### Short task
Search the data for the word "передней". Reproduce every line where it is found.

begin

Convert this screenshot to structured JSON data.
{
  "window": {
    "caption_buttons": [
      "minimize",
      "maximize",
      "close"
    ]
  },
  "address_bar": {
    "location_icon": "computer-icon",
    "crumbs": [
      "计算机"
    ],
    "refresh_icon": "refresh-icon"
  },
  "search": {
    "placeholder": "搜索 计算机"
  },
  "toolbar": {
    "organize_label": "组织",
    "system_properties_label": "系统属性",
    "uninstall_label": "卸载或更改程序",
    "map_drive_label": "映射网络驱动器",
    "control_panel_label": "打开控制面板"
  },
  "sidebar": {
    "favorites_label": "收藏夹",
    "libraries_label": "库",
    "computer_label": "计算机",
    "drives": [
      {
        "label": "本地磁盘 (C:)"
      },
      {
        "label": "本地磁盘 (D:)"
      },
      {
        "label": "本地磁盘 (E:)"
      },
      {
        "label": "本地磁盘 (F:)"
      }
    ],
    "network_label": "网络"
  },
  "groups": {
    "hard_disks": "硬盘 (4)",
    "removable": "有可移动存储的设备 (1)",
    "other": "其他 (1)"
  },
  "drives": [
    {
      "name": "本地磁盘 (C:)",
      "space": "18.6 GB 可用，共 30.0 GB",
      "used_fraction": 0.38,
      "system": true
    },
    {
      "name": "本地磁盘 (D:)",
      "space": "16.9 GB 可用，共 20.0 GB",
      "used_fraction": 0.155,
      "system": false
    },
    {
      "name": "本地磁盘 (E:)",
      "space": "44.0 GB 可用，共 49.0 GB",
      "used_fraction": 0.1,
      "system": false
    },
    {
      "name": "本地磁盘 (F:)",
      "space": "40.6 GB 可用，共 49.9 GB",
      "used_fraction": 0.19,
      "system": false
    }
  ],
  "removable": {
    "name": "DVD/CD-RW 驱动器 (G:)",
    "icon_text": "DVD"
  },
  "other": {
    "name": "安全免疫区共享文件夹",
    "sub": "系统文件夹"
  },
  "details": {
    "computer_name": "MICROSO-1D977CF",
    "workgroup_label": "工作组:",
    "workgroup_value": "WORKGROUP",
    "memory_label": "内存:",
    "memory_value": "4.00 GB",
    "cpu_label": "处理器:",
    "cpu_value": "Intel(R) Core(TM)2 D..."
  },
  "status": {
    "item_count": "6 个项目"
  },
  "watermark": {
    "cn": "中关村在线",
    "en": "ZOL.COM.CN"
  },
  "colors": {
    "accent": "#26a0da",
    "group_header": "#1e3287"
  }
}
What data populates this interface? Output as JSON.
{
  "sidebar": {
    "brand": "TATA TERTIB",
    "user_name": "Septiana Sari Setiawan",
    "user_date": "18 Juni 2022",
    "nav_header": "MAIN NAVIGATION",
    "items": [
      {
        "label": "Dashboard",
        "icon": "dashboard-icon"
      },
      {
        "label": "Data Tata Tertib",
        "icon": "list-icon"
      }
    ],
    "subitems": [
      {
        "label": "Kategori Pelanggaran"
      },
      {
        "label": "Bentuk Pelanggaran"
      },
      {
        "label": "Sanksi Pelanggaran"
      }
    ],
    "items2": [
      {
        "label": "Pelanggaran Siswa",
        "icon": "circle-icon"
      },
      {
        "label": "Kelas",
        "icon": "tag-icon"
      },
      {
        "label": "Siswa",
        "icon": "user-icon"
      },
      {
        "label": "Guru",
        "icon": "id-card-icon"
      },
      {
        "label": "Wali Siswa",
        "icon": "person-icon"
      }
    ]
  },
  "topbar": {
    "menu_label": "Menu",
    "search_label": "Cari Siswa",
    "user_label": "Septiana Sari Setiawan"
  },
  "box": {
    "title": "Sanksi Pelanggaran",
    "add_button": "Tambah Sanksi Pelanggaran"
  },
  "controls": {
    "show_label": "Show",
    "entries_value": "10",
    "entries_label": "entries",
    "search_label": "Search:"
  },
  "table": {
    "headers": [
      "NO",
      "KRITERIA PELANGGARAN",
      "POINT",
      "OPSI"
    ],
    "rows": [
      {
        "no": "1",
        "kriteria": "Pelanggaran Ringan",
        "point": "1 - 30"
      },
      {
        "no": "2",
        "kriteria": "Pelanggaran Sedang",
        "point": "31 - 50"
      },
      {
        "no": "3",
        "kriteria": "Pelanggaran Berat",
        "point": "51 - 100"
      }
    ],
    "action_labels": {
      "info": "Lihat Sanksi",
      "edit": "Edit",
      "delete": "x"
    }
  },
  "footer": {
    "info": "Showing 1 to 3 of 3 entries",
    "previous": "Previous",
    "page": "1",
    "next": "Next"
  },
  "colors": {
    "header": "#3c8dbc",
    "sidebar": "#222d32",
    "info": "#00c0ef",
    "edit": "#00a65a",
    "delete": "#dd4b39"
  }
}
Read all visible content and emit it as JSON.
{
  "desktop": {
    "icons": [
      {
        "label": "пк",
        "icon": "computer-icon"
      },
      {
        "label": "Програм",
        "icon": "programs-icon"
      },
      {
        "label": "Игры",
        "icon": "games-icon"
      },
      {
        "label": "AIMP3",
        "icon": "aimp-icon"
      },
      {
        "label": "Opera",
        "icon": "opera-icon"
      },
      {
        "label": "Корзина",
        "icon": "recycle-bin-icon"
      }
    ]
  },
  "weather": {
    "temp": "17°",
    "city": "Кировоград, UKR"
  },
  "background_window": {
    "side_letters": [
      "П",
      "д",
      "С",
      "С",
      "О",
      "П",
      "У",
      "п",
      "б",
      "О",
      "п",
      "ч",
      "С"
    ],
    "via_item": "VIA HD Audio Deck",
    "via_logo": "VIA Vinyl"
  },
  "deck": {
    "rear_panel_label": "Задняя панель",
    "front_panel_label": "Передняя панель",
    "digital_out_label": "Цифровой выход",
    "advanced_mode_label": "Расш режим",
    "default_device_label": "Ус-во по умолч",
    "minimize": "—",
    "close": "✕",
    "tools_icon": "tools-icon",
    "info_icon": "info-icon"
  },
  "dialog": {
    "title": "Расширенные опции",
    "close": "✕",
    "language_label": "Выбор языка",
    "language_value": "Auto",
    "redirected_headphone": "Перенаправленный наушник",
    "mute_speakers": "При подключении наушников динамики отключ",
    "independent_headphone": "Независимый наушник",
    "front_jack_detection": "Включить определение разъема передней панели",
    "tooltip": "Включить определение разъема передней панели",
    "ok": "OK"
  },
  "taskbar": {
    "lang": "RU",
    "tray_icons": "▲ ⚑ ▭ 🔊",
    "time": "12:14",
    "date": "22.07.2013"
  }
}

end

### Solution to the problem
    "front_jack_detection": "Включить определение разъема передней панели",
    "tooltip": "Включить определение разъема передней панели",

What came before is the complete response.